▸ **Problem**: Report the number of lines that hold the string "timestamp". Leave out any other text.

▸ **Material for the task**:
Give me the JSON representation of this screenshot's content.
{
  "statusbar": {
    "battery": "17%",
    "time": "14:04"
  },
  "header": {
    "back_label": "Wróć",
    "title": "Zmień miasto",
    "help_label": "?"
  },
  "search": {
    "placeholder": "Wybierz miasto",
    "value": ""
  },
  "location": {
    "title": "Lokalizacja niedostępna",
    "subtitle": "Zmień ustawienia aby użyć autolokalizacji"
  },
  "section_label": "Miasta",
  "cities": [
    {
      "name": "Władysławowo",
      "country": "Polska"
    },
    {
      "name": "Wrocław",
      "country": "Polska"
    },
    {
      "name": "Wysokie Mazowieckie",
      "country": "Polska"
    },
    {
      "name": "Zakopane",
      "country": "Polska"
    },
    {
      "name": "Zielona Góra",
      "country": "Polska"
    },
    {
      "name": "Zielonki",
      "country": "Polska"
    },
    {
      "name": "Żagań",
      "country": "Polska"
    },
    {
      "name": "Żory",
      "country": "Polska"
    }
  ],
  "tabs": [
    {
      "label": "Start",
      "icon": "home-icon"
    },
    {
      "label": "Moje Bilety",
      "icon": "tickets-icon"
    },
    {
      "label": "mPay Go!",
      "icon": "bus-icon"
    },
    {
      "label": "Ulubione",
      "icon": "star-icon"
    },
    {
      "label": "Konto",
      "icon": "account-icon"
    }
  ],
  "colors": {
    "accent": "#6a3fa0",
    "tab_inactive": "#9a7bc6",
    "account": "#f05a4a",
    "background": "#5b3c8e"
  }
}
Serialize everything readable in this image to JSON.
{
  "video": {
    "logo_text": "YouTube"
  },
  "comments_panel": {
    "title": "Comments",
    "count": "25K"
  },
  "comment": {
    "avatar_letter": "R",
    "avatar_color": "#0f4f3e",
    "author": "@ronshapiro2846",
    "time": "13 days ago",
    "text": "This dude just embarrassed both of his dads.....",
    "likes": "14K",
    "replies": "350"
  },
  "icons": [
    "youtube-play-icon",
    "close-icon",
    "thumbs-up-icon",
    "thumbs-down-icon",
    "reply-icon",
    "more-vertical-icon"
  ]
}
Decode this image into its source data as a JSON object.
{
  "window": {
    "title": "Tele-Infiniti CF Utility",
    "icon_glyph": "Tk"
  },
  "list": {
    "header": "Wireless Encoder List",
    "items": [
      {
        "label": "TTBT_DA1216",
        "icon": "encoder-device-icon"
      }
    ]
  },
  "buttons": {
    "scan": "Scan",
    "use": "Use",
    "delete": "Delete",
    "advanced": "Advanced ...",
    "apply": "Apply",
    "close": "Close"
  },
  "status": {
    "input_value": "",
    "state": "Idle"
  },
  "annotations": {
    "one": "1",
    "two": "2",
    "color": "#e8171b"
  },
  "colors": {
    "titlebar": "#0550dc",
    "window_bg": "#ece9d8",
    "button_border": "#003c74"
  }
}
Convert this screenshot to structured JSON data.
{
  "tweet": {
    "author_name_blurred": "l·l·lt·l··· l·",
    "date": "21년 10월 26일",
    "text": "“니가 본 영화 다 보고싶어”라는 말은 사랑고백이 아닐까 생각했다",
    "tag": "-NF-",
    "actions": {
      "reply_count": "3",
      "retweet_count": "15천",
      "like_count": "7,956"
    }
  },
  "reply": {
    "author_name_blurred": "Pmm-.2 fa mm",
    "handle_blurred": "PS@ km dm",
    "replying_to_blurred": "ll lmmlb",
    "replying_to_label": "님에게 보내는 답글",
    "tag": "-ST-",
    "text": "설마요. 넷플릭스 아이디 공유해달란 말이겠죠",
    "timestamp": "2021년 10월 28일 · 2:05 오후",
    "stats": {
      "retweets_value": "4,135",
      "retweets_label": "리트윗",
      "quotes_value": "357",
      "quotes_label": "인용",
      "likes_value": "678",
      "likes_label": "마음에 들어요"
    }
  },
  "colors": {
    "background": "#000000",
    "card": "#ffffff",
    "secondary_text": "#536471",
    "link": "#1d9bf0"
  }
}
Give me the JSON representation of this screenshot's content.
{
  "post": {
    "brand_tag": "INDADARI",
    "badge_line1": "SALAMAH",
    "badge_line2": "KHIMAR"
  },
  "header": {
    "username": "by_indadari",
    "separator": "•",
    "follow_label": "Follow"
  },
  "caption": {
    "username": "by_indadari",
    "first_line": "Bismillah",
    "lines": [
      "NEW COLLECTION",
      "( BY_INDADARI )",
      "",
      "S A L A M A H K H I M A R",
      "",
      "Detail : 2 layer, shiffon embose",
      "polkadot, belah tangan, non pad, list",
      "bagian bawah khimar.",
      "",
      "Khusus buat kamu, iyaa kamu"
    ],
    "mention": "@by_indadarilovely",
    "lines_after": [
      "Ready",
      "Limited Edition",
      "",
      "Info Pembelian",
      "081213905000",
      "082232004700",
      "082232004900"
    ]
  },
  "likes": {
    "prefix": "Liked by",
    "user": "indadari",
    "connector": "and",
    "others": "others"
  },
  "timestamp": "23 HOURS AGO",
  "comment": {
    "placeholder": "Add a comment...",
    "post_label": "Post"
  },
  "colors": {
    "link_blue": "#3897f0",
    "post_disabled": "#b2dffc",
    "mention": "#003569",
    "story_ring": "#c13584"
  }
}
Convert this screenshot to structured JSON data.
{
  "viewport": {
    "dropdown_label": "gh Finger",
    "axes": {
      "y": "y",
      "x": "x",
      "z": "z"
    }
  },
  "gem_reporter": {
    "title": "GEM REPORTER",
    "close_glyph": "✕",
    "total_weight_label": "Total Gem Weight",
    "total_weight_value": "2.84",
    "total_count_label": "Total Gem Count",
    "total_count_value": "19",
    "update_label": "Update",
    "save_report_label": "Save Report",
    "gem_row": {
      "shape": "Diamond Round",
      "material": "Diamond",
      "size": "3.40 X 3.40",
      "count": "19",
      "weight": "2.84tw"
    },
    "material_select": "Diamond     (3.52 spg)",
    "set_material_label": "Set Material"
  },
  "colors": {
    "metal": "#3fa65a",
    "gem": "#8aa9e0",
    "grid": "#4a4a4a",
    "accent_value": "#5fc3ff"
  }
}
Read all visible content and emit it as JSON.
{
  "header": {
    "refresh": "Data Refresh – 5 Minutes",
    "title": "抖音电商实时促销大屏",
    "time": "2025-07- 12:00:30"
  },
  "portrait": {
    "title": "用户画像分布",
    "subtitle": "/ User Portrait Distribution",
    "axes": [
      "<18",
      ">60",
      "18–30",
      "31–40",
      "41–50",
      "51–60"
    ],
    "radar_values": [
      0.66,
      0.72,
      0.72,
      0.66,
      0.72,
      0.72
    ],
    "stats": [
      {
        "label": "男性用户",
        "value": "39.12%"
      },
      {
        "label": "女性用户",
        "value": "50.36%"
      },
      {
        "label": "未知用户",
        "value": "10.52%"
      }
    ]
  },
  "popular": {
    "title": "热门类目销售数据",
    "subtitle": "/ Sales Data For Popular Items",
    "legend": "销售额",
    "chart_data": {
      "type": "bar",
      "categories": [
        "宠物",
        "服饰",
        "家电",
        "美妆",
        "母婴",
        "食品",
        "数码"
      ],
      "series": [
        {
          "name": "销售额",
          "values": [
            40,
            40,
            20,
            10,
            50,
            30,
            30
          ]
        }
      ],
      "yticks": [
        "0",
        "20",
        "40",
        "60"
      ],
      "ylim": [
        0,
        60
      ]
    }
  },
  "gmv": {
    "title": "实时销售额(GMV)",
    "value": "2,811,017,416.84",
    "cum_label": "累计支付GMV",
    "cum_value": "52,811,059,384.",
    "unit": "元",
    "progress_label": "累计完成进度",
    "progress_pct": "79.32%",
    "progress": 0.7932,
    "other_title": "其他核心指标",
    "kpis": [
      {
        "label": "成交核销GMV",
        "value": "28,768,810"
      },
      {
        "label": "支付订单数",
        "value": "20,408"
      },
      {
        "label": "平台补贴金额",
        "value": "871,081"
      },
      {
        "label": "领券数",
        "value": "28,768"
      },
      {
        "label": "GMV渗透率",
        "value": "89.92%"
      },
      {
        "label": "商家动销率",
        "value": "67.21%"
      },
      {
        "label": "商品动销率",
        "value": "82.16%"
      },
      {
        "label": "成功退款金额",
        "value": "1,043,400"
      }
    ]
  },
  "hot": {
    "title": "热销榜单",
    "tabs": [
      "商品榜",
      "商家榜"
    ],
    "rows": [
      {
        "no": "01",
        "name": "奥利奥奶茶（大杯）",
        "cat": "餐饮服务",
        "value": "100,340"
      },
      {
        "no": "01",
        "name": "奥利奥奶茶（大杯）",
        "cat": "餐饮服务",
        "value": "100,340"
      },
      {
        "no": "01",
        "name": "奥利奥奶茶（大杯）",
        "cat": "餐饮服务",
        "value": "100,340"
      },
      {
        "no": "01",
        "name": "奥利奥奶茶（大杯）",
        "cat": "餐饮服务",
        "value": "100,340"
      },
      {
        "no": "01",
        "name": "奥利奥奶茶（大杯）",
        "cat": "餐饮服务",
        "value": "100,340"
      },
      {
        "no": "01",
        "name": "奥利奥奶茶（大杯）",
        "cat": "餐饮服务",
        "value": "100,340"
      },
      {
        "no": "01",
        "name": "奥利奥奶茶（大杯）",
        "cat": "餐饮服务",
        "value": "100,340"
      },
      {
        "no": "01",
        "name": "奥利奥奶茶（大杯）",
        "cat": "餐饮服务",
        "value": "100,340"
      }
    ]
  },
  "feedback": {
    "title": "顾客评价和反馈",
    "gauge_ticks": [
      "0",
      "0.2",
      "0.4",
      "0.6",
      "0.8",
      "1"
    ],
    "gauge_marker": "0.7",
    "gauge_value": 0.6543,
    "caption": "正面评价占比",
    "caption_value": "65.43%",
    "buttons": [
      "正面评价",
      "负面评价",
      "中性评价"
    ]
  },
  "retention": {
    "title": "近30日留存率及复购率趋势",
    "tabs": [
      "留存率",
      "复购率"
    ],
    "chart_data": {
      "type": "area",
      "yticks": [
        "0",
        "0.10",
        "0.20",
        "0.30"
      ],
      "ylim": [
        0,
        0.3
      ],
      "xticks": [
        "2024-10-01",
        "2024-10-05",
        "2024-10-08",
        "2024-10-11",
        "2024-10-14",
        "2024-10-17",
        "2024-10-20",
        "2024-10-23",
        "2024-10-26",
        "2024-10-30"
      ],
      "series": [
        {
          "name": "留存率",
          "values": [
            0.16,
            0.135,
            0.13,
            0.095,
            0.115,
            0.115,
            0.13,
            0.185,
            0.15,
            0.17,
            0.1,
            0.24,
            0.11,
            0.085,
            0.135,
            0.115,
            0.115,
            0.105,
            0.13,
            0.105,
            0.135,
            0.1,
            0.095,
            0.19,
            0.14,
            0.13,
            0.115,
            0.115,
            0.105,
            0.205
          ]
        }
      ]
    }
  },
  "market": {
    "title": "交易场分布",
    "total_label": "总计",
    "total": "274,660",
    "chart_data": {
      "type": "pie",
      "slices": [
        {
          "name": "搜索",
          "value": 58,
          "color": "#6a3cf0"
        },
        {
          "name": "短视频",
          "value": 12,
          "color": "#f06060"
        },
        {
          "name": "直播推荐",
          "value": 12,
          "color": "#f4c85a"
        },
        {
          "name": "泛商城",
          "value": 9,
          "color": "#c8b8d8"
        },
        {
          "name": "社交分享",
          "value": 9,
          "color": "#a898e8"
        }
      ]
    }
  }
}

▸ **Result for this exercise**: 2